• _WORKING DATA_
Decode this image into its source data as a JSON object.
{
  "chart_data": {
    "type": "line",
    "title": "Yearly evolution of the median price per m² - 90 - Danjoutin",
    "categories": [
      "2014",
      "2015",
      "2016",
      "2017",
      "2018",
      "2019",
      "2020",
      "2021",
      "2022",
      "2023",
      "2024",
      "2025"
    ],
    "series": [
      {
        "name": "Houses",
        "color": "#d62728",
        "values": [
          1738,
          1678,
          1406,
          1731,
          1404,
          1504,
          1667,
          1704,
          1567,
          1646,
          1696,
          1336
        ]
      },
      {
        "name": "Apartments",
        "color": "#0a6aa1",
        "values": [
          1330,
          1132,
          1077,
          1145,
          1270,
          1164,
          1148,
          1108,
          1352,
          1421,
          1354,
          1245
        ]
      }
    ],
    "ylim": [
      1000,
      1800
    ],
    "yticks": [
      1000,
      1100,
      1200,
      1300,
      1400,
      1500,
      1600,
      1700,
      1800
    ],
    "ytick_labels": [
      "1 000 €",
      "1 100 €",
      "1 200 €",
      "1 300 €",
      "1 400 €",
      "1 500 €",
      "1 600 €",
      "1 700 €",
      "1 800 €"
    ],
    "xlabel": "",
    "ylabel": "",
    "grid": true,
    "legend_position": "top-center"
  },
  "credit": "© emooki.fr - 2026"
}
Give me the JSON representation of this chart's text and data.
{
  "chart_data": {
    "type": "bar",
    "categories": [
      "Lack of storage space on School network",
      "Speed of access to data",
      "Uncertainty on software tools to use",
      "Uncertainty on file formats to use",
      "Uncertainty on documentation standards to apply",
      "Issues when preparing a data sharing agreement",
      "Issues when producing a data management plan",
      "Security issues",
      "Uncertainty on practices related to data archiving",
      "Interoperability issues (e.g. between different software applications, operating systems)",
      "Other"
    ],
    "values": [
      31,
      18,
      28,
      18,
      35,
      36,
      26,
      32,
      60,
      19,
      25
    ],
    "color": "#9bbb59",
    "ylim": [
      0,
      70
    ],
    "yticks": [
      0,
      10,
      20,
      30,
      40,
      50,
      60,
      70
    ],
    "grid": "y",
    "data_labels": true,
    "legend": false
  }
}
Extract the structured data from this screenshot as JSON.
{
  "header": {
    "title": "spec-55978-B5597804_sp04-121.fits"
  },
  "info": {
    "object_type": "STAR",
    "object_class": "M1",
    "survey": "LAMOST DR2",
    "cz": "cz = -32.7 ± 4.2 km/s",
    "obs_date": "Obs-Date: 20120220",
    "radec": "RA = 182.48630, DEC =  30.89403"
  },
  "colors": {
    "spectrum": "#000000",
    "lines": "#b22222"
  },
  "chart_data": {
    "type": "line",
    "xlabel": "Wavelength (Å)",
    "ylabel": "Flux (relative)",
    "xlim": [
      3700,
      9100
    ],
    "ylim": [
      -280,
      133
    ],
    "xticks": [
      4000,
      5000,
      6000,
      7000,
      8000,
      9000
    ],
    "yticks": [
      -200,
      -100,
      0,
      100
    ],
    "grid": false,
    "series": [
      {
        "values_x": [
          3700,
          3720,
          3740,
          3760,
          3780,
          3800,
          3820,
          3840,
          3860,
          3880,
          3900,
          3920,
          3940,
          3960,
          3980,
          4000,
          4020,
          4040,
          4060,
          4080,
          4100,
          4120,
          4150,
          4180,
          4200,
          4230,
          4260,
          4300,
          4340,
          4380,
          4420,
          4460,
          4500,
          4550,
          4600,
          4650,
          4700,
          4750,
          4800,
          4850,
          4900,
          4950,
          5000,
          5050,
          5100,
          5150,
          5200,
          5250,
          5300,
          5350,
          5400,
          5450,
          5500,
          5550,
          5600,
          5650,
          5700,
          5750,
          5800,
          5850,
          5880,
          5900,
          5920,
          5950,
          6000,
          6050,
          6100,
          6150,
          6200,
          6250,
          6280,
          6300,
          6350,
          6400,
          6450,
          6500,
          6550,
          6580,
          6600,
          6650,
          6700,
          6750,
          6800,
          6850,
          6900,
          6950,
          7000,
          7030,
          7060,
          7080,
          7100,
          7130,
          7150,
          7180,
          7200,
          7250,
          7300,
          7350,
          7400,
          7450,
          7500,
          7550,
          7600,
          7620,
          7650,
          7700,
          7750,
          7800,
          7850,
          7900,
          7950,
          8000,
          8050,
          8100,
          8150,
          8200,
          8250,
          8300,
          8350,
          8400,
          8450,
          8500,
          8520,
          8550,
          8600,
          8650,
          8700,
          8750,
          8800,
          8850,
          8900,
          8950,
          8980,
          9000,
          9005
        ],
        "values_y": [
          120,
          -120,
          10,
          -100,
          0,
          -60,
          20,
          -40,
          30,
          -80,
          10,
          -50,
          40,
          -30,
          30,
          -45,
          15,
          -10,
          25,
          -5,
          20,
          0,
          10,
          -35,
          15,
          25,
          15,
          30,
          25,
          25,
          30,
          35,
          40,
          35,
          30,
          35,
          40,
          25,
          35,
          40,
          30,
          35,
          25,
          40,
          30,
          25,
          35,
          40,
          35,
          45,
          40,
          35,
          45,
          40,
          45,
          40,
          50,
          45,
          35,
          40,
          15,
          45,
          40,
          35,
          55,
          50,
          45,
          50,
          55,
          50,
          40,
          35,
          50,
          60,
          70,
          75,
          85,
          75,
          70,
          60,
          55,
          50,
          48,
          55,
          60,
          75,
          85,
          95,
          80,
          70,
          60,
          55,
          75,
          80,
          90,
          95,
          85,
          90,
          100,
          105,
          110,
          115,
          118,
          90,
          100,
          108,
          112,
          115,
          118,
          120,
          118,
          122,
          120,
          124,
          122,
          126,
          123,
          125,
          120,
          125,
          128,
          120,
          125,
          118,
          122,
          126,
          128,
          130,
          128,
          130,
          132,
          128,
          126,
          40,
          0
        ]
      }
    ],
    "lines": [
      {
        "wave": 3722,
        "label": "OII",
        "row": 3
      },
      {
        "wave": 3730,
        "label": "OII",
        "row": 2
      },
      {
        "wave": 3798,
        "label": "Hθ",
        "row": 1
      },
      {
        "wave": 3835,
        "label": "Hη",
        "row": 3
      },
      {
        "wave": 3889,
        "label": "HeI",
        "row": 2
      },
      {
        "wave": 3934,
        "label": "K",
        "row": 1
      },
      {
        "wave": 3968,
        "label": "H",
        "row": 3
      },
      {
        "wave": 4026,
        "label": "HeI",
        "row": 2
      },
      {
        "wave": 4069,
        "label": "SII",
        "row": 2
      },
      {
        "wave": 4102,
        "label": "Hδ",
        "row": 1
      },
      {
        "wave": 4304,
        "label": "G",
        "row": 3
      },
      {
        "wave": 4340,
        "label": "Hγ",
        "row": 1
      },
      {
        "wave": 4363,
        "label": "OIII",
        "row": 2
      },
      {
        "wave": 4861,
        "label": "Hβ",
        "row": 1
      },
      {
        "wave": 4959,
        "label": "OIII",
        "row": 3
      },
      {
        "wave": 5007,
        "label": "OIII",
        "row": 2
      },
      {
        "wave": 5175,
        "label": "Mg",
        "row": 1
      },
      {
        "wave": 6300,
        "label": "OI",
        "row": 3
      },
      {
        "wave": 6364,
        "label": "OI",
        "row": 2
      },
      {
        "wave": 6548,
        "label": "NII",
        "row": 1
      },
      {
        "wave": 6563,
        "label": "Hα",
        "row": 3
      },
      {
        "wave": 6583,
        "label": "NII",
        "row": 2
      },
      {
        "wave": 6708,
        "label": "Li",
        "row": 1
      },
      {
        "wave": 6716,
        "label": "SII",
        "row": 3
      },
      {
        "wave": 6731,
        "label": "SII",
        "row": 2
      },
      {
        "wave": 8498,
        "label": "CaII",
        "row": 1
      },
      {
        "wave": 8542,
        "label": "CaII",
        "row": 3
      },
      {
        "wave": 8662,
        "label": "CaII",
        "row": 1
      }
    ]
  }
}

• _WHAT THE TASK ASKS_
In the entries above, find the lines containing the word "this" and say how many there are, with no other words.

• _FINAL ANSWER_
3